◆ What the task asks ◆
The records below must be copied in full; omit the images.

◆ Exercise material ◆
——————————
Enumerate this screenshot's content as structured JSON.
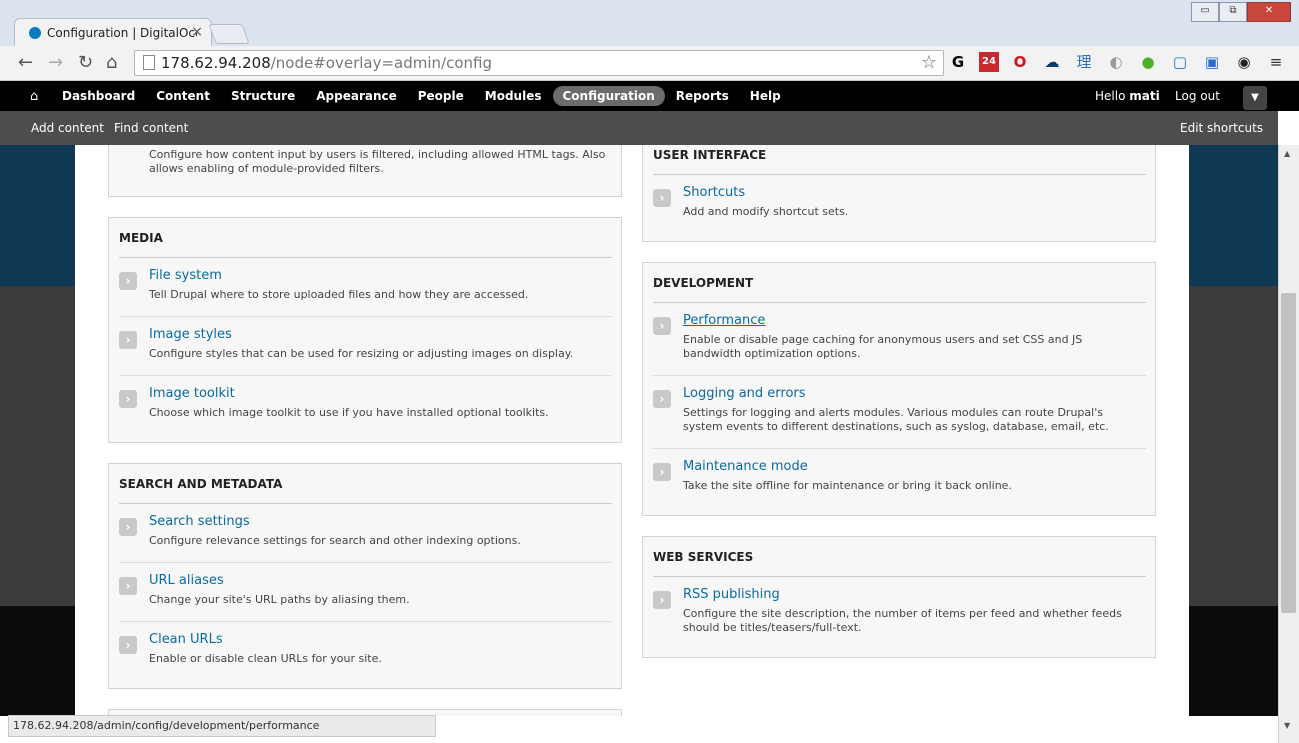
{
  "browser": {
    "tab_title": "Configuration | DigitalOce",
    "tab_close": "×",
    "url_host": "178.62.94.208",
    "url_path": "/node#overlay=admin/config",
    "status_url": "178.62.94.208/admin/config/development/performance",
    "nav": {
      "back": "←",
      "forward": "→",
      "reload": "↻",
      "home": "⌂"
    },
    "window_buttons": {
      "minimize": "▭",
      "restore": "⧉",
      "close": "✕"
    },
    "extensions": [
      "G",
      "24",
      "O",
      "☁",
      "理",
      "◐",
      "●",
      "▢",
      "▣",
      "◉",
      "≡"
    ]
  },
  "admin_toolbar": {
    "home_icon": "⌂",
    "menu": [
      "Dashboard",
      "Content",
      "Structure",
      "Appearance",
      "People",
      "Modules",
      "Configuration",
      "Reports",
      "Help"
    ],
    "active_item": "Configuration",
    "hello_prefix": "Hello ",
    "username": "mati",
    "logout": "Log out",
    "dropdown_icon": "▼"
  },
  "shortcuts": {
    "add_content": "Add content",
    "find_content": "Find content",
    "edit_shortcuts": "Edit shortcuts"
  },
  "left_column": {
    "top_partial_desc": "Configure how content input by users is filtered, including allowed HTML tags. Also allows enabling of module-provided filters.",
    "media": {
      "title": "MEDIA",
      "items": [
        {
          "title": "File system",
          "desc": "Tell Drupal where to store uploaded files and how they are accessed."
        },
        {
          "title": "Image styles",
          "desc": "Configure styles that can be used for resizing or adjusting images on display."
        },
        {
          "title": "Image toolkit",
          "desc": "Choose which image toolkit to use if you have installed optional toolkits."
        }
      ]
    },
    "search": {
      "title": "SEARCH AND METADATA",
      "items": [
        {
          "title": "Search settings",
          "desc": "Configure relevance settings for search and other indexing options."
        },
        {
          "title": "URL aliases",
          "desc": "Change your site's URL paths by aliasing them."
        },
        {
          "title": "Clean URLs",
          "desc": "Enable or disable clean URLs for your site."
        }
      ]
    }
  },
  "right_column": {
    "ui": {
      "title": "USER INTERFACE",
      "items": [
        {
          "title": "Shortcuts",
          "desc": "Add and modify shortcut sets."
        }
      ]
    },
    "development": {
      "title": "DEVELOPMENT",
      "items": [
        {
          "title": "Performance",
          "desc": "Enable or disable page caching for anonymous users and set CSS and JS bandwidth optimization options."
        },
        {
          "title": "Logging and errors",
          "desc": "Settings for logging and alerts modules. Various modules can route Drupal's system events to different destinations, such as syslog, database, email, etc."
        },
        {
          "title": "Maintenance mode",
          "desc": "Take the site offline for maintenance or bring it back online."
        }
      ]
    },
    "web_services": {
      "title": "WEB SERVICES",
      "items": [
        {
          "title": "RSS publishing",
          "desc": "Configure the site description, the number of items per feed and whether feeds should be titles/teasers/full-text."
        }
      ]
    }
  },
  "chevron": "›"
}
——————————
◆ Exercise solution ◆
Enumerate this screenshot's content as structured JSON.
{
  "browser": {
    "tab_title": "Configuration | DigitalOce",
    "tab_close": "×",
    "url_host": "178.62.94.208",
    "url_path": "/node#overlay=admin/config",
    "status_url": "178.62.94.208/admin/config/development/performance",
    "nav": {
      "back": "←",
      "forward": "→",
      "reload": "↻",
      "home": "⌂"
    },
    "window_buttons": {
      "minimize": "▭",
      "restore": "⧉",
      "close": "✕"
    },
    "extensions": [
      "G",
      "24",
      "O",
      "☁",
      "理",
      "◐",
      "●",
      "▢",
      "▣",
      "◉",
      "≡"
    ]
  },
  "admin_toolbar": {
    "home_icon": "⌂",
    "menu": [
      "Dashboard",
      "Content",
      "Structure",
      "Appearance",
      "People",
      "Modules",
      "Configuration",
      "Reports",
      "Help"
    ],
    "active_item": "Configuration",
    "hello_prefix": "Hello ",
    "username": "mati",
    "logout": "Log out",
    "dropdown_icon": "▼"
  },
  "shortcuts": {
    "add_content": "Add content",
    "find_content": "Find content",
    "edit_shortcuts": "Edit shortcuts"
  },
  "left_column": {
    "top_partial_desc": "Configure how content input by users is filtered, including allowed HTML tags. Also allows enabling of module-provided filters.",
    "media": {
      "title": "MEDIA",
      "items": [
        {
          "title": "File system",
          "desc": "Tell Drupal where to store uploaded files and how they are accessed."
        },
        {
          "title": "Image styles",
          "desc": "Configure styles that can be used for resizing or adjusting images on display."
        },
        {
          "title": "Image toolkit",
          "desc": "Choose which image toolkit to use if you have installed optional toolkits."
        }
      ]
    },
    "search": {
      "title": "SEARCH AND METADATA",
      "items": [
        {
          "title": "Search settings",
          "desc": "Configure relevance settings for search and other indexing options."
        },
        {
          "title": "URL aliases",
          "desc": "Change your site's URL paths by aliasing them."
        },
        {
          "title": "Clean URLs",
          "desc": "Enable or disable clean URLs for your site."
        }
      ]
    }
  },
  "right_column": {
    "ui": {
      "title": "USER INTERFACE",
      "items": [
        {
          "title": "Shortcuts",
          "desc": "Add and modify shortcut sets."
        }
      ]
    },
    "development": {
      "title": "DEVELOPMENT",
      "items": [
        {
          "title": "Performance",
          "desc": "Enable or disable page caching for anonymous users and set CSS and JS bandwidth optimization options."
        },
        {
          "title": "Logging and errors",
          "desc": "Settings for logging and alerts modules. Various modules can route Drupal's system events to different destinations, such as syslog, database, email, etc."
        },
        {
          "title": "Maintenance mode",
          "desc": "Take the site offline for maintenance or bring it back online."
        }
      ]
    },
    "web_services": {
      "title": "WEB SERVICES",
      "items": [
        {
          "title": "RSS publishing",
          "desc": "Configure the site description, the number of items per feed and whether feeds should be titles/teasers/full-text."
        }
      ]
    }
  },
  "chevron": "›"
}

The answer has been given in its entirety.